Exercise instructions =
Locate all lines with the word "Velocity". Copy them.

--- start of Dataset records ---

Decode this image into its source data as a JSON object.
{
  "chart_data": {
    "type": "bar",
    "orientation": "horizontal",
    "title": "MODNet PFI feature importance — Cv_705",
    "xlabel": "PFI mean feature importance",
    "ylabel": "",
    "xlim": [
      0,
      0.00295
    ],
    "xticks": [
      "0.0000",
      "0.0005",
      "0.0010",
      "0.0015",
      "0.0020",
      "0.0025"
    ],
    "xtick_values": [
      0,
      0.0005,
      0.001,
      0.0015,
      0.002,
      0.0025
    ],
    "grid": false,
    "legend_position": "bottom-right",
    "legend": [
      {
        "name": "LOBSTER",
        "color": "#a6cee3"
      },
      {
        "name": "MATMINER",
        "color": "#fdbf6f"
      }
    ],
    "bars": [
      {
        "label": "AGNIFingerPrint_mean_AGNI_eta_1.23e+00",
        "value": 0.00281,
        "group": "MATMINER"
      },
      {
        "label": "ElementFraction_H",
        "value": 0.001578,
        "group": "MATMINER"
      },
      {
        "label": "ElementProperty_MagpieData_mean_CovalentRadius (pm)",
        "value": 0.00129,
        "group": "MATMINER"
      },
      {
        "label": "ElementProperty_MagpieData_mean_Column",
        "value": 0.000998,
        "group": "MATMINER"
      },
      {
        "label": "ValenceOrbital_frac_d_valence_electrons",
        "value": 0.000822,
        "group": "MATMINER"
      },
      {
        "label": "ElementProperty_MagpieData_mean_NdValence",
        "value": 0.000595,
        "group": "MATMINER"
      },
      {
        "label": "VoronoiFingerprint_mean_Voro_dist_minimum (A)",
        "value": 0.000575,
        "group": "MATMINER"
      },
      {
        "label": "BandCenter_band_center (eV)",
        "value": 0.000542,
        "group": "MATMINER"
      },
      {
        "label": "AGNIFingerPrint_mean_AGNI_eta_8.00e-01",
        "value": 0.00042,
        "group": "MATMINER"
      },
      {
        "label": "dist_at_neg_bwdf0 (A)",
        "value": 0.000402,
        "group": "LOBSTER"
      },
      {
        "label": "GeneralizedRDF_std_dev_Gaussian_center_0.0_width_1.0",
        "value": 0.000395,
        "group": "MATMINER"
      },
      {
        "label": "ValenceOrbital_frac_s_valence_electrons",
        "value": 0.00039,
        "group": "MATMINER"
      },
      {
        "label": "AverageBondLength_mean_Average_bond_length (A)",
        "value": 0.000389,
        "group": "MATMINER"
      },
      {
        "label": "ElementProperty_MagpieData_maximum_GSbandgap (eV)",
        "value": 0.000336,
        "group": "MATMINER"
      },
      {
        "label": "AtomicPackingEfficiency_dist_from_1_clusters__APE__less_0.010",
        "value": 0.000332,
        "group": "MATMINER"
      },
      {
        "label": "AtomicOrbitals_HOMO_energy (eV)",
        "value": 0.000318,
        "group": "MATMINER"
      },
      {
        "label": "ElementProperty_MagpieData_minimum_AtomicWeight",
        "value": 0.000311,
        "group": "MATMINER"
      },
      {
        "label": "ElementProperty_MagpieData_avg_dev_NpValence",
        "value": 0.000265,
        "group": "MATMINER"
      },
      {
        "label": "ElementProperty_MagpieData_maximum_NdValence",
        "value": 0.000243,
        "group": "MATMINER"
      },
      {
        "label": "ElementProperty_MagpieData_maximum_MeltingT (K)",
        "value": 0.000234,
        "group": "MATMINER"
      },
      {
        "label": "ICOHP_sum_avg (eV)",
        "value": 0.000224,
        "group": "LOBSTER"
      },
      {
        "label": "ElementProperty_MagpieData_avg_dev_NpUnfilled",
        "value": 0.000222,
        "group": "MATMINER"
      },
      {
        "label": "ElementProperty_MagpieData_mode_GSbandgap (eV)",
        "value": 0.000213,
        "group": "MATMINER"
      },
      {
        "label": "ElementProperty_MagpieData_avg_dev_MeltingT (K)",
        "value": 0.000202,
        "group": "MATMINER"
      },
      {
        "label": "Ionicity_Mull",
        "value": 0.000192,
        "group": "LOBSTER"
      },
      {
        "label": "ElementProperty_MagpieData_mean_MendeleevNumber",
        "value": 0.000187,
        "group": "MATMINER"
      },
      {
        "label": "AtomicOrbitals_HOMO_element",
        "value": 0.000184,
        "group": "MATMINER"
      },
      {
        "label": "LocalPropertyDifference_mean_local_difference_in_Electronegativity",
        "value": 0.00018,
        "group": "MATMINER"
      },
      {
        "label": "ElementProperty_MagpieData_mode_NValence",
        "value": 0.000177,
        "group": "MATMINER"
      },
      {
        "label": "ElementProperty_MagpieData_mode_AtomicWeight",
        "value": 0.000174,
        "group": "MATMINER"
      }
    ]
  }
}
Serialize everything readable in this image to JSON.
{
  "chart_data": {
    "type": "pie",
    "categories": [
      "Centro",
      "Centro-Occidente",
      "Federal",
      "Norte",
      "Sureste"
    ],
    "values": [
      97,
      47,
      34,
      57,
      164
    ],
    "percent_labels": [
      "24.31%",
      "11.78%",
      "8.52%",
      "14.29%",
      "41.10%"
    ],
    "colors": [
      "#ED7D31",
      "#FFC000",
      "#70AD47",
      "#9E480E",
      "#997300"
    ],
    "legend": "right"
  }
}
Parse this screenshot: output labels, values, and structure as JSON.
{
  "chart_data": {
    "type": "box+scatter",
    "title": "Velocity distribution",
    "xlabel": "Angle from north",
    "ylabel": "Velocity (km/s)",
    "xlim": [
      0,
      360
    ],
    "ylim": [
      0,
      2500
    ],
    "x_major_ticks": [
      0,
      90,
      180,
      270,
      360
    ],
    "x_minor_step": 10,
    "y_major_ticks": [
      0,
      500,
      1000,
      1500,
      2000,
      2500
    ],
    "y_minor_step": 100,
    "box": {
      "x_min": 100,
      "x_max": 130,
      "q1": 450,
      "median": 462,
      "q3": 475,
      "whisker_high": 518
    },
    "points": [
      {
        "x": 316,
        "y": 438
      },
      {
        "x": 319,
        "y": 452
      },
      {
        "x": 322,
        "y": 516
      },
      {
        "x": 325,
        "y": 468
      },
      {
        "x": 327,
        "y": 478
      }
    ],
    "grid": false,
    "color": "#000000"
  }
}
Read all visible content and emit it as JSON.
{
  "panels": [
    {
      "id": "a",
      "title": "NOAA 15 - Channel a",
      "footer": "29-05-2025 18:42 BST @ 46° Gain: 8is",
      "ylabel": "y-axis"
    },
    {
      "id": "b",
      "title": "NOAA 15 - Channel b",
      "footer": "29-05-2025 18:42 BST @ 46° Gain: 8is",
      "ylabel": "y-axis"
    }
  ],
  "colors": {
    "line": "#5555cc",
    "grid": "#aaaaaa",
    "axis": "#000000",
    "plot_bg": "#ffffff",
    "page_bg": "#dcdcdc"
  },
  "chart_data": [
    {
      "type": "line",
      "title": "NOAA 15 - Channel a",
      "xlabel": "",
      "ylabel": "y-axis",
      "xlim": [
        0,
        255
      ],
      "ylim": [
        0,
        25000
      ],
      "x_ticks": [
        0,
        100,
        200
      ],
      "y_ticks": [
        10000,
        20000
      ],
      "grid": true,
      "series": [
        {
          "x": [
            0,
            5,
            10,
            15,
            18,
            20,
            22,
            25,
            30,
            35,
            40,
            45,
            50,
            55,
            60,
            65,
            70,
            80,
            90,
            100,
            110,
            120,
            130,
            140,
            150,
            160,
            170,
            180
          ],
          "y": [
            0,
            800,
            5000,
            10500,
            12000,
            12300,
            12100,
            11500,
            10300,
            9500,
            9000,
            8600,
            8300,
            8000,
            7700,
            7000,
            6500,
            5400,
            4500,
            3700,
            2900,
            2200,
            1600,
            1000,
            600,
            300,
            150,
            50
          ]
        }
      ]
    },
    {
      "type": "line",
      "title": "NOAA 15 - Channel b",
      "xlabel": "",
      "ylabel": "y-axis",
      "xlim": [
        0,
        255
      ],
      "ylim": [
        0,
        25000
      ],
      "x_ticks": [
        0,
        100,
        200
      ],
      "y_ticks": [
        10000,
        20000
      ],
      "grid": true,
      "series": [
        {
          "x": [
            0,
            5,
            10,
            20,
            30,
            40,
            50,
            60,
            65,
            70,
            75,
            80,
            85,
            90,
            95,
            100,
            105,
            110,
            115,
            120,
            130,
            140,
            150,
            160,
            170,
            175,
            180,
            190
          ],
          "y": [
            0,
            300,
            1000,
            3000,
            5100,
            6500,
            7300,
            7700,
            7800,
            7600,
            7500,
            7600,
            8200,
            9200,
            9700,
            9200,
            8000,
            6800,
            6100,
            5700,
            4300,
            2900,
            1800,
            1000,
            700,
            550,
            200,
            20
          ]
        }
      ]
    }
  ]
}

--- end of Dataset records ---

Response to the exercise =
    "title": "Velocity distribution",
    "ylabel": "Velocity (km/s)",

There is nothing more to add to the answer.